+++ EXTRAIT DU DOCUMENT +++

Portrait

Danielle Lescot

Portrait

Danielle Lescot

Avec ses brisants, ses cubes, ses tours et autres sculptures en céramique, Danielle Lescot insuffle une gaité et une légèreté nouvelles à cet art ancien nécessitant rigueur et patience. Fascinée par les édifices du nord de l’Europe, cette artiste puise toute son inspiration dans un objet simple, la brique, véritable clé de voute de son univers artistique. Symbole de l’architecture, elle représente aussi pour Danielle la base de la géométrie, de l’esprit du construit et de l’art abstrait auxquels elle offre une superbe interprétation.

Dans l'atelier

C’est dans son atelier du 12ème arrondissement de Paris que Danielle imagine et créé chacune de ses pièces. La technique de la céramique est très précise et demande du temps et de la minutie.
Tout d’abord, Danielle utilise un pain d’argile qu’elle étale comme une pâte à tarte sur une plaque en conservant au moins 1.5 cm d’épaisseur. Avec un petit couteau, elle crée ensuite les formes : pour les pièces les plus classiques comme les cubes, elle a besoin d’un « gabarit », c’est-à-dire une sorte de patron en carton qui l’aide à respecter l’uniformité des six faces de la pièce. Pour les brisants, l’artiste se laisse d’avantage de liberté et construit directement les formes, plus irrégulières, qui donneront une forme originale et unique, véritable fruit du montage.
Elle les laisse ensuite reposer entre deux plaques de bois jusqu’à obtenir une consistance assez solide, comparable à celle du cuir. Elle peut alors commencer l’assemblage de ses formes, côté par côté, grâce à de la barbotine, une forme d’argile mou qui colle. Lorsque la pièce en 3D est terminée, il est alors primordiale de percer un petit trou qui permettra à l’air de s’échapper évitant ainsi l’explosion de la réalisation.
Vient alors une longue période de séchage (entre une et deux semaines) rythmée par une surveillance rigoureuse, avant de procéder enfin à la première cuisson qui dure huit heures atteignant les mille degrés.

+++ EXTRAITS DE DONNÉES +++

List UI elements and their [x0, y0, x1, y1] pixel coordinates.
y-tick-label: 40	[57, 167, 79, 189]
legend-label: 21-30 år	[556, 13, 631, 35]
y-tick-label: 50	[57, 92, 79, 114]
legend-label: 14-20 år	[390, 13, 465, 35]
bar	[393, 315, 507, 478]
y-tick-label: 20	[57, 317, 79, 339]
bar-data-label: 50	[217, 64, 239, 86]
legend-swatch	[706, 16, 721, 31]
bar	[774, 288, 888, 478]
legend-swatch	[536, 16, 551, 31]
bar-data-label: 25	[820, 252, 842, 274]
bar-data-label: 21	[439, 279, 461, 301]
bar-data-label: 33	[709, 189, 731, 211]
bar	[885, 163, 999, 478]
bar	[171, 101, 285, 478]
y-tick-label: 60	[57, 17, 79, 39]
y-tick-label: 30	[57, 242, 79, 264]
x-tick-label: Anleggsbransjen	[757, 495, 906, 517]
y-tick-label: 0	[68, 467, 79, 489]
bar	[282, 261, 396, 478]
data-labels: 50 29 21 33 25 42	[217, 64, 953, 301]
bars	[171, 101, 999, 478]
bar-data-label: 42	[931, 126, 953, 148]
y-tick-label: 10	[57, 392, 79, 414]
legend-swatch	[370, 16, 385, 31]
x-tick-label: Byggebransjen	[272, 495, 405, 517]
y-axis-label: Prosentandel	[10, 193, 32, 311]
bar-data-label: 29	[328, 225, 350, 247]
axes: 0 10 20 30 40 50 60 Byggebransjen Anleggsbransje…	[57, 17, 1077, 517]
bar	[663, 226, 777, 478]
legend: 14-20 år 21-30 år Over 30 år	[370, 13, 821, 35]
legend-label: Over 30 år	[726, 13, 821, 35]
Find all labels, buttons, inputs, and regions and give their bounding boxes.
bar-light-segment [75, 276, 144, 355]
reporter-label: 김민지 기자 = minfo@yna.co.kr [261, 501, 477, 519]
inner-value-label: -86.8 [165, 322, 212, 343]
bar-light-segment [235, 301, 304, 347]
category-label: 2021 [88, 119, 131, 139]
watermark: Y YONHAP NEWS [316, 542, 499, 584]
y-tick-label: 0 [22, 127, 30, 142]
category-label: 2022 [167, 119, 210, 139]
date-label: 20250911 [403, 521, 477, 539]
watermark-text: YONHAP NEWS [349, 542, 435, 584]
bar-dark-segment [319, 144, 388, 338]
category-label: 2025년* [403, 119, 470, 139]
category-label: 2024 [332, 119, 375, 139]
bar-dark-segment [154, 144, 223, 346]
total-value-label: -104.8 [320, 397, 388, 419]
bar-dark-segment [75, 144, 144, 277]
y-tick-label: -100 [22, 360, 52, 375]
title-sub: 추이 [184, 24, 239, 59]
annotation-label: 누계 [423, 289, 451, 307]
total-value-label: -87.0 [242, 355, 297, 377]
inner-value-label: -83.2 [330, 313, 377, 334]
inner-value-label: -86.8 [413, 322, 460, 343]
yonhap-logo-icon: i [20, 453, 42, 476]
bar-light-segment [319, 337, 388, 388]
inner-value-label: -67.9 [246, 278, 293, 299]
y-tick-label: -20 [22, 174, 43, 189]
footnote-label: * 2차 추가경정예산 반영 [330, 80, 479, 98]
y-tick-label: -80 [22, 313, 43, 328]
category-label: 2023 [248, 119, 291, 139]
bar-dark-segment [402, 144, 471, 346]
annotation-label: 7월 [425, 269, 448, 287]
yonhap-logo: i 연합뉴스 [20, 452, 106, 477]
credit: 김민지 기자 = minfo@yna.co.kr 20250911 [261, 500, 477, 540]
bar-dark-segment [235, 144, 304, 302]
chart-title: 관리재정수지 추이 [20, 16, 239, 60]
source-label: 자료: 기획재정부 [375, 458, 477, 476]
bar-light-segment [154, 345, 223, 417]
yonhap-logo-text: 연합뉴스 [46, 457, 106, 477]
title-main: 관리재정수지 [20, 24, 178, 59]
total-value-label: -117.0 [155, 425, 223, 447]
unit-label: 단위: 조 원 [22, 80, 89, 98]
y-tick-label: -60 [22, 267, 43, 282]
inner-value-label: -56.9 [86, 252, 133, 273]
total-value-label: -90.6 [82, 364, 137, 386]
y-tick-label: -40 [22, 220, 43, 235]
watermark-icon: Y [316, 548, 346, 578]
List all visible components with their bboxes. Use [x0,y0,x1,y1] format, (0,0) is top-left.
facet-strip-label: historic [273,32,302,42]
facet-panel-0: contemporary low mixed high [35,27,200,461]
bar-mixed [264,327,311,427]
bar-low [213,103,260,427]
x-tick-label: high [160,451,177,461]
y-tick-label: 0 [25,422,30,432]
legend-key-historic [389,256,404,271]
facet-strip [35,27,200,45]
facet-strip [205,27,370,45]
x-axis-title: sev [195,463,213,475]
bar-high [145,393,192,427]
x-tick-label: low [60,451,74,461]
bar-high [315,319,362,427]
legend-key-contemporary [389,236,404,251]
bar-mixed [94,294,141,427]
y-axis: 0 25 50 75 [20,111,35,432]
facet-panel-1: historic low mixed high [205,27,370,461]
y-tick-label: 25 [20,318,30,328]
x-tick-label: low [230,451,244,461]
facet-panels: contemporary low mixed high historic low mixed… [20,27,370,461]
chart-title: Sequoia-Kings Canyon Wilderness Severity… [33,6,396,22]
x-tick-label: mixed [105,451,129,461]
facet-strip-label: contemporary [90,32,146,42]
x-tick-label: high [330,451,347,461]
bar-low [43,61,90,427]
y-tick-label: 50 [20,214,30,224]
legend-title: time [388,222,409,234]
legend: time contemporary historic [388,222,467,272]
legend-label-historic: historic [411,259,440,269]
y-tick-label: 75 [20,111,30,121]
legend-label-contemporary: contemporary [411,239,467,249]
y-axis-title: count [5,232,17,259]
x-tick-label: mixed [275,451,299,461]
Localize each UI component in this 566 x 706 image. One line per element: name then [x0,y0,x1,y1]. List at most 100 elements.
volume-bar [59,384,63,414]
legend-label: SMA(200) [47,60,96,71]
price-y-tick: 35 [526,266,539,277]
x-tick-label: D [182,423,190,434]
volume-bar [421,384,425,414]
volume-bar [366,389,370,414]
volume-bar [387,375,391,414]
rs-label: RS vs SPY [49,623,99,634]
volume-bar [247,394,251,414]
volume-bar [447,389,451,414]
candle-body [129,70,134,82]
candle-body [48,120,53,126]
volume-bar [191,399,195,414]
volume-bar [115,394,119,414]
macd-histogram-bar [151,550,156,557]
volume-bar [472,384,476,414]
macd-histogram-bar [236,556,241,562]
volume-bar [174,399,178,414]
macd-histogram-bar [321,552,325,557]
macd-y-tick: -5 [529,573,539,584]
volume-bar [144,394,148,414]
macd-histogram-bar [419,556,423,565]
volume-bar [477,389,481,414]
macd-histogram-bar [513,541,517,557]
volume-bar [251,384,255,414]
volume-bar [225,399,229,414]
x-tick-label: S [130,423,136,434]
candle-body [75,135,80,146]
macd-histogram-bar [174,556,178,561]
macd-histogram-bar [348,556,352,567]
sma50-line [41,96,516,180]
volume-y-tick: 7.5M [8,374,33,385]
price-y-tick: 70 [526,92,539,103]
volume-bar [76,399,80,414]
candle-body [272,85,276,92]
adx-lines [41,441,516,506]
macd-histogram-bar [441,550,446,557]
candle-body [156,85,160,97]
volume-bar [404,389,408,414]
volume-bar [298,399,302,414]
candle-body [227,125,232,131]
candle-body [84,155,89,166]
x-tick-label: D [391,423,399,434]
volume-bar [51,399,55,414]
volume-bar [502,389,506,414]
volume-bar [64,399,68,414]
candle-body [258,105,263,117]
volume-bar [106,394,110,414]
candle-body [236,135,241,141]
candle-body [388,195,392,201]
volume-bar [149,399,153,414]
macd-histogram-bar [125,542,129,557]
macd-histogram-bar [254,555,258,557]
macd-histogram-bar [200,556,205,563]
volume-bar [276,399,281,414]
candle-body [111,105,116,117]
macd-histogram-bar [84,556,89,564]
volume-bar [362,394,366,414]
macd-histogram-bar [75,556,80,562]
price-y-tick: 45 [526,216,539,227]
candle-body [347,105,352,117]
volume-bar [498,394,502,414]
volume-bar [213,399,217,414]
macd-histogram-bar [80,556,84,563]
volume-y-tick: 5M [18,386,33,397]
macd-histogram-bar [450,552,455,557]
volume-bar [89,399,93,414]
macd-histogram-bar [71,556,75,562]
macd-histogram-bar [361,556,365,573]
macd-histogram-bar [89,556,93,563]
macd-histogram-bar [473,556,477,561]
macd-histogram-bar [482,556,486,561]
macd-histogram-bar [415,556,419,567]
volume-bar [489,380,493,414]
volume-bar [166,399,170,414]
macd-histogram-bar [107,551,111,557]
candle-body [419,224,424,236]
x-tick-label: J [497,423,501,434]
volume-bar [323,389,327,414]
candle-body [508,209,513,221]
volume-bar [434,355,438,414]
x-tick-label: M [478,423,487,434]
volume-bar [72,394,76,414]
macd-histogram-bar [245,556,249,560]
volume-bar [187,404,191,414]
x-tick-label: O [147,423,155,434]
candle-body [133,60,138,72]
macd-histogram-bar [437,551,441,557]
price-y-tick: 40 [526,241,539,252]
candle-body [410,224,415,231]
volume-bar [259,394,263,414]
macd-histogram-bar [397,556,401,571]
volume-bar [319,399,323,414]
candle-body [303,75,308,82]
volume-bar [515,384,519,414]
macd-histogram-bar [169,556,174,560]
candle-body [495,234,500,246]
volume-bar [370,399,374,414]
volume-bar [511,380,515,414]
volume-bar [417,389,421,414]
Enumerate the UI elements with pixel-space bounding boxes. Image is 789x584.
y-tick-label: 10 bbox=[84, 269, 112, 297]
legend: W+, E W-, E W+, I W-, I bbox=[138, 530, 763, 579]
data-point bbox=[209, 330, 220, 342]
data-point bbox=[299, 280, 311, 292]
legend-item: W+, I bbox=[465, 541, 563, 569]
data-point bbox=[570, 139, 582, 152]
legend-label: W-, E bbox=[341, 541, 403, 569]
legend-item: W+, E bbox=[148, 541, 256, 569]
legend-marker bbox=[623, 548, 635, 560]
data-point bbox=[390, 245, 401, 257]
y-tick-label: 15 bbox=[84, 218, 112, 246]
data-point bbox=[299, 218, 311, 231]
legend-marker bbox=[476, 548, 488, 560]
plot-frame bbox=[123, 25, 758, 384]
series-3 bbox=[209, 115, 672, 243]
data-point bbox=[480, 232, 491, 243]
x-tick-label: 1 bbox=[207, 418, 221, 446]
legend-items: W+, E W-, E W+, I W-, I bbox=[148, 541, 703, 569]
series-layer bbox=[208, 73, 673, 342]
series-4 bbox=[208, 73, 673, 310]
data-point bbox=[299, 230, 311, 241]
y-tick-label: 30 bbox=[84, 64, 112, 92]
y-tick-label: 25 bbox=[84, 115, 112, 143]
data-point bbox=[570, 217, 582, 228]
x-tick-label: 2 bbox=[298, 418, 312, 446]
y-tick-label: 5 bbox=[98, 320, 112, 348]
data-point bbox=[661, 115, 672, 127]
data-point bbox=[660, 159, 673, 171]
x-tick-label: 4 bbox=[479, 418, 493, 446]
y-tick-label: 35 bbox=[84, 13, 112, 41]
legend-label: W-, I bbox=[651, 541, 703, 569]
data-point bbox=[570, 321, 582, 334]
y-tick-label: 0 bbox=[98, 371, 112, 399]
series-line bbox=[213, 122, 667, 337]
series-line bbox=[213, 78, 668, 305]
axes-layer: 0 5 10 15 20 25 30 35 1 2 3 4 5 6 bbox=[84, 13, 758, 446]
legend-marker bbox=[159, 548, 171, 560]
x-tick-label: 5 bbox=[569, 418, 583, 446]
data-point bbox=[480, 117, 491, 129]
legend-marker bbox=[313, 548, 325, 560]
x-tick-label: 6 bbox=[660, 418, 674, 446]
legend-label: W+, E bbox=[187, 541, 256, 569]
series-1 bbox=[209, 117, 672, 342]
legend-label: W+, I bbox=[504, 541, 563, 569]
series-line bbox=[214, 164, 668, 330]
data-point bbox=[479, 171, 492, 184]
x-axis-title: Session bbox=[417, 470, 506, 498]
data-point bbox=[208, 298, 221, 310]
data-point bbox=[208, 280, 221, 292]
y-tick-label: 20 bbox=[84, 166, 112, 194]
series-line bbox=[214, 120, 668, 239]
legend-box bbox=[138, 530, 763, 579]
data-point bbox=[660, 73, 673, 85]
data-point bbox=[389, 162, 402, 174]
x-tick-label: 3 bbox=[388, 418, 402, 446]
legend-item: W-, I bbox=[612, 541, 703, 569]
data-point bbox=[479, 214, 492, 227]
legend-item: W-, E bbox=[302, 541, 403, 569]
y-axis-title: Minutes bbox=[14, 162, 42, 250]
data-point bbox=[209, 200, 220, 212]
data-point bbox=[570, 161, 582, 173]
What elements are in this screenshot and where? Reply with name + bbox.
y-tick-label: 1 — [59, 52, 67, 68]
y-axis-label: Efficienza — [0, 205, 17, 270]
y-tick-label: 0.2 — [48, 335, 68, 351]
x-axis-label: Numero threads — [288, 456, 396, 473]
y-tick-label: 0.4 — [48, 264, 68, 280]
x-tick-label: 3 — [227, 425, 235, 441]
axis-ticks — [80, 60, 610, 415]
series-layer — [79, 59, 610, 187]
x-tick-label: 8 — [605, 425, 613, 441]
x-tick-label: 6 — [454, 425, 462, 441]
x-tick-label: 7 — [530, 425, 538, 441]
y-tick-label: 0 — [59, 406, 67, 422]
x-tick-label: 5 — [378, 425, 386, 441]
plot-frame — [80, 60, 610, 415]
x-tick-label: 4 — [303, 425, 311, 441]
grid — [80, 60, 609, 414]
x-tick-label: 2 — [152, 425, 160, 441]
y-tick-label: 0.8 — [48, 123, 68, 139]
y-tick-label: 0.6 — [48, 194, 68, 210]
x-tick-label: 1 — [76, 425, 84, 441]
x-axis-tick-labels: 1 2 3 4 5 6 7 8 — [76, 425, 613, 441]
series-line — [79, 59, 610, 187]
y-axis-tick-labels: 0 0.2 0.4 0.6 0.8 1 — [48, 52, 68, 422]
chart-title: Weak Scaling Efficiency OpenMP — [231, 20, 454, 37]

+++

**BUT DU TRAVAIL:** D'après le portrait de Danielle Lescot, pourquoi faut-il percer un petit trou une fois la pièce en 3D terminée ?

**CORRIGÉ PROPOSÉ:** Le trou permet à l'air de s'échapper, ce qui évite l'explosion de la pièce.